-- Text to read start --
Showing posts with label New Mexico. Show all posts
Showing posts with label New Mexico. Show all posts

Wednesday, November 19, 2008

Sacred connections: Chaco Cultural National Historical Park, New Mexico

There has been much talk over recent years on paving the dirt road that leads up to Chaco Cultural National Historic Park. I, for one, am glad that the talk has just remained talk because its relative inaccessibility is precisely what makes a visit to Chaco Canyon so memorable. Unlike many of America's other national parks and monuments, Chaco Canyon does not suffer from the usual throngs of tourists that inevitably turn the most sacred landmarks into giddy amusement parks. Needless to say, driving into Chaco Canyon requires patience, and a love for the rugged wilderness of remote New Mexico.
-- Text to read end --
-- Rows start --
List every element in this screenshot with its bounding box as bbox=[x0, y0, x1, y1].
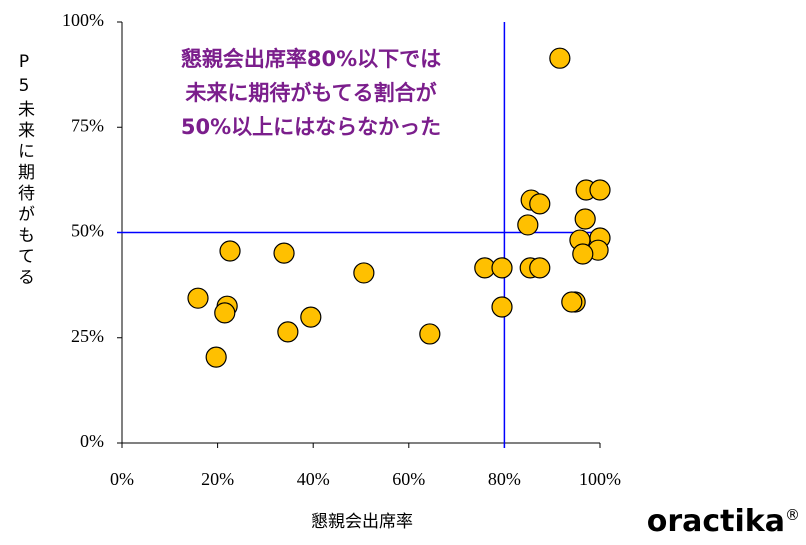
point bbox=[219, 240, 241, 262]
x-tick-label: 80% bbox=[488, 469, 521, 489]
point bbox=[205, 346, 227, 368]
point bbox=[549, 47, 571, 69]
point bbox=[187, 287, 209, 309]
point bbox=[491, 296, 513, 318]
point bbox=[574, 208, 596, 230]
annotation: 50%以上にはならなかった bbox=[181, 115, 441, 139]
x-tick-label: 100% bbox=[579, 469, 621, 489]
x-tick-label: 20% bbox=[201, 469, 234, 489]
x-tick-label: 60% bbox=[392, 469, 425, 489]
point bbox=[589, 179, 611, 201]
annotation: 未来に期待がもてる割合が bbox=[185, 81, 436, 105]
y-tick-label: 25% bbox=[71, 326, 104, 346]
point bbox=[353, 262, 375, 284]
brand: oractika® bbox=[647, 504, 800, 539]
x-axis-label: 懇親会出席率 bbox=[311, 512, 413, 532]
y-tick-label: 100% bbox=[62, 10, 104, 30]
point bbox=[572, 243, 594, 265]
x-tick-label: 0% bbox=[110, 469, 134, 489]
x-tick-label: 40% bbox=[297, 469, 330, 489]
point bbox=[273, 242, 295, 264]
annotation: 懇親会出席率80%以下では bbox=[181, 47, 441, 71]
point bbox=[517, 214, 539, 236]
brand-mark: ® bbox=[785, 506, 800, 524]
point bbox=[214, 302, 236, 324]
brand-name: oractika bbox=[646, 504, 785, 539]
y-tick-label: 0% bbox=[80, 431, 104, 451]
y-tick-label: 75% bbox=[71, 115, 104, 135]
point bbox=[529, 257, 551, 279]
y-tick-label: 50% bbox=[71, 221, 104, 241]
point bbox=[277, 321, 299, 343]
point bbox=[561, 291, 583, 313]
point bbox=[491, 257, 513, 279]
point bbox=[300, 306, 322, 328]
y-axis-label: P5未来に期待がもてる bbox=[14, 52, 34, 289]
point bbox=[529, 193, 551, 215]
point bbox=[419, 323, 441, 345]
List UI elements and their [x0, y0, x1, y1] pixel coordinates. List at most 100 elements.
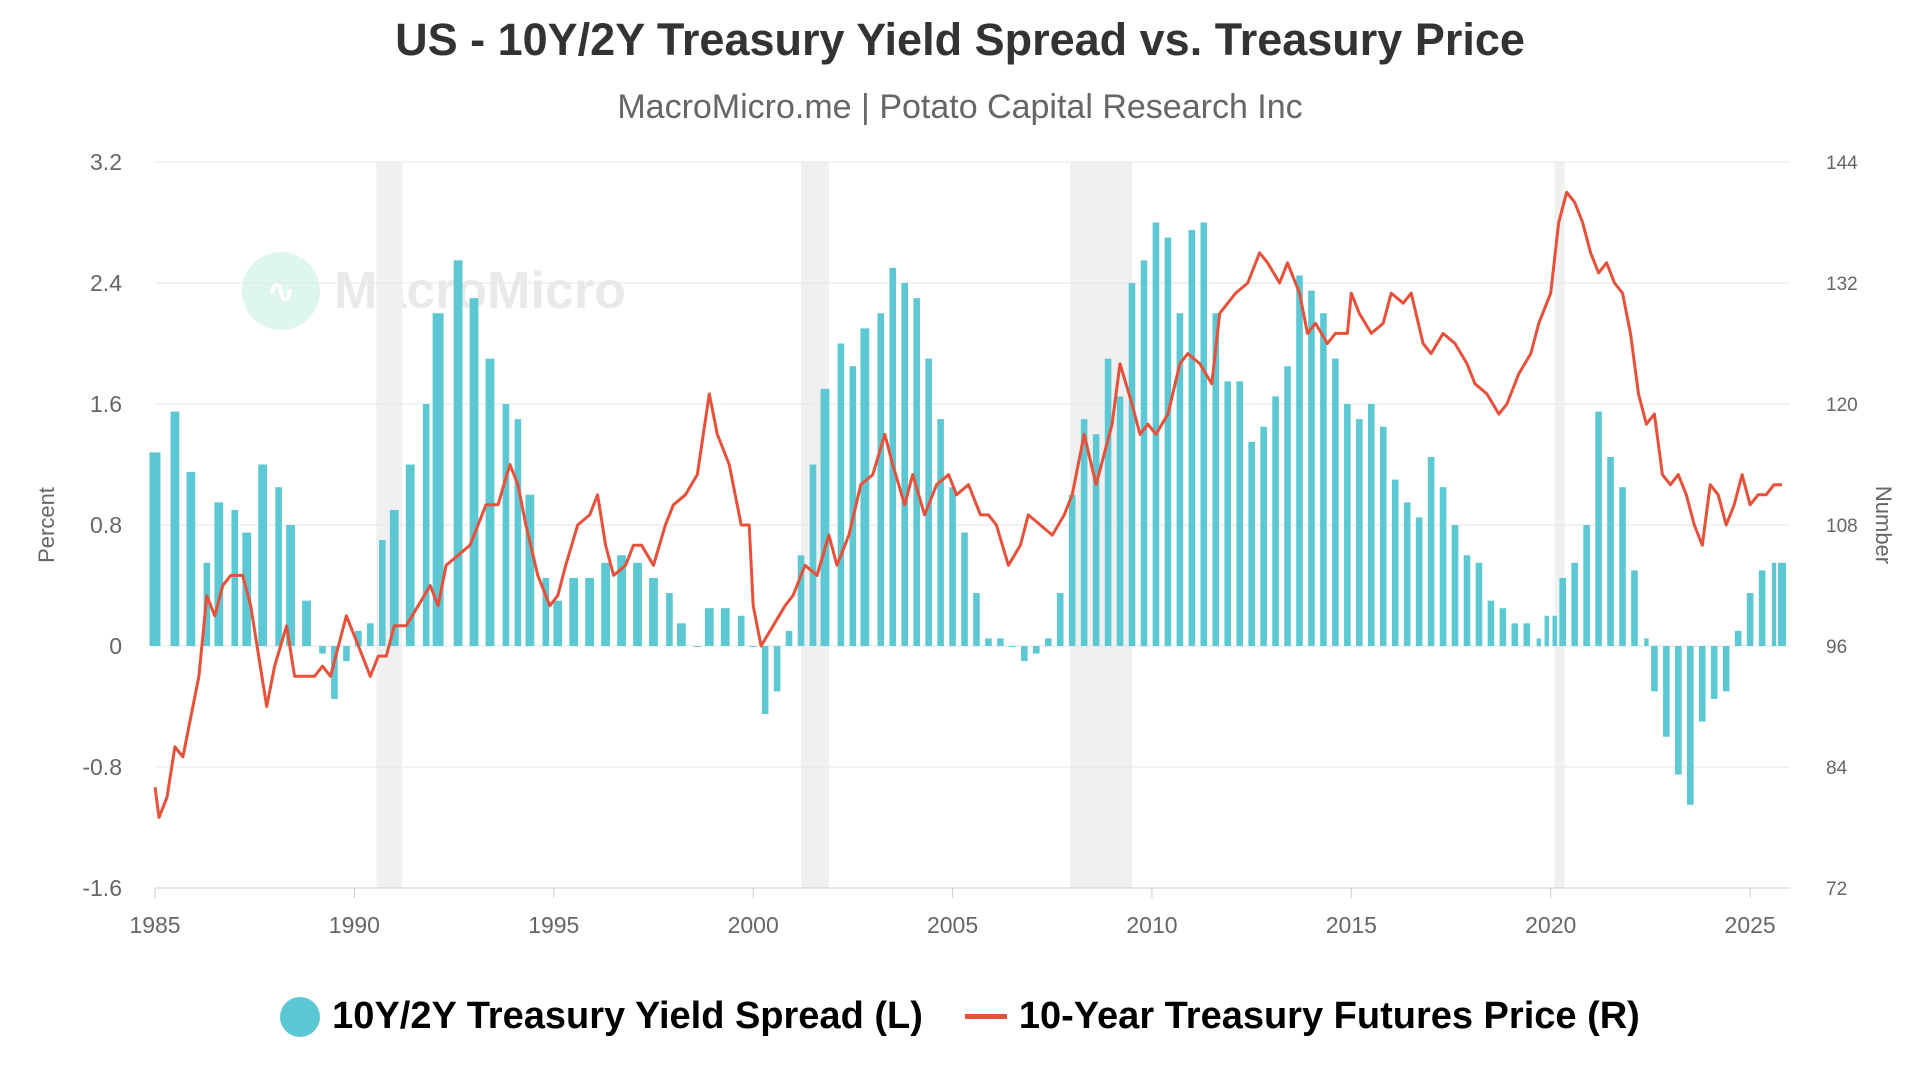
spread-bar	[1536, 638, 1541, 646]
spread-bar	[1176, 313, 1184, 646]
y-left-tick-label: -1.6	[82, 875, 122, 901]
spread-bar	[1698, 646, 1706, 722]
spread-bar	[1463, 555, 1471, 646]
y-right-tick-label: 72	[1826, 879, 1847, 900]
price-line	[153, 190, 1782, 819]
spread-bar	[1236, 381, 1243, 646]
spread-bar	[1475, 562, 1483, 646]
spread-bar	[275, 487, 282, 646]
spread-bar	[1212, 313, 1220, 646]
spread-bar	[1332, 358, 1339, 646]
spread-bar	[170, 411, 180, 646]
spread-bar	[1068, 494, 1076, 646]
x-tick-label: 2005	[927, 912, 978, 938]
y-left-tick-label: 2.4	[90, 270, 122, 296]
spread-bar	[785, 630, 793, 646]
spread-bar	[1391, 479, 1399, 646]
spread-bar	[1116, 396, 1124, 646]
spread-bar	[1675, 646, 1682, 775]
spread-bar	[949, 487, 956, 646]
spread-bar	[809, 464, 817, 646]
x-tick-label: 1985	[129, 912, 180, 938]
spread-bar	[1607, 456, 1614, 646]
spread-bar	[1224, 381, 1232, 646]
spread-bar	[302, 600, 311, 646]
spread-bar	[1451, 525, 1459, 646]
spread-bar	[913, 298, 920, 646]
-- Rows end --
▸ To-do list:
(a) List every distinct name the blog post about Chaco Canyon uses for the site it describes, including its title.
(b) Carry on the blog post about Chaco Canyon, starting after its last sentence.

▸ Task answers:
(a)
- Chaco Cultural National Historical Park
- Chaco Cultural National Historic Park
- Chaco Canyon

(b)
And so it was on that weekday morning when Joe and I drove into the remoteness ahead of us, leaving massive dust clouds in our trail. Be warned, the stretch of dirt road leading into the canyon contains no gas stations, no food, no water or accommodation and the park itself has very limited camping facilities, and so a good plan when visiting the park might be to spend the night in Farmington and drive up to the park on a full tank with food and water early in the morning as we did. All around lies stark desert country, occasionally dotted with goats and American Indian children from the nearby reservation squatting by the side of the road, happily waving to us as we pass by.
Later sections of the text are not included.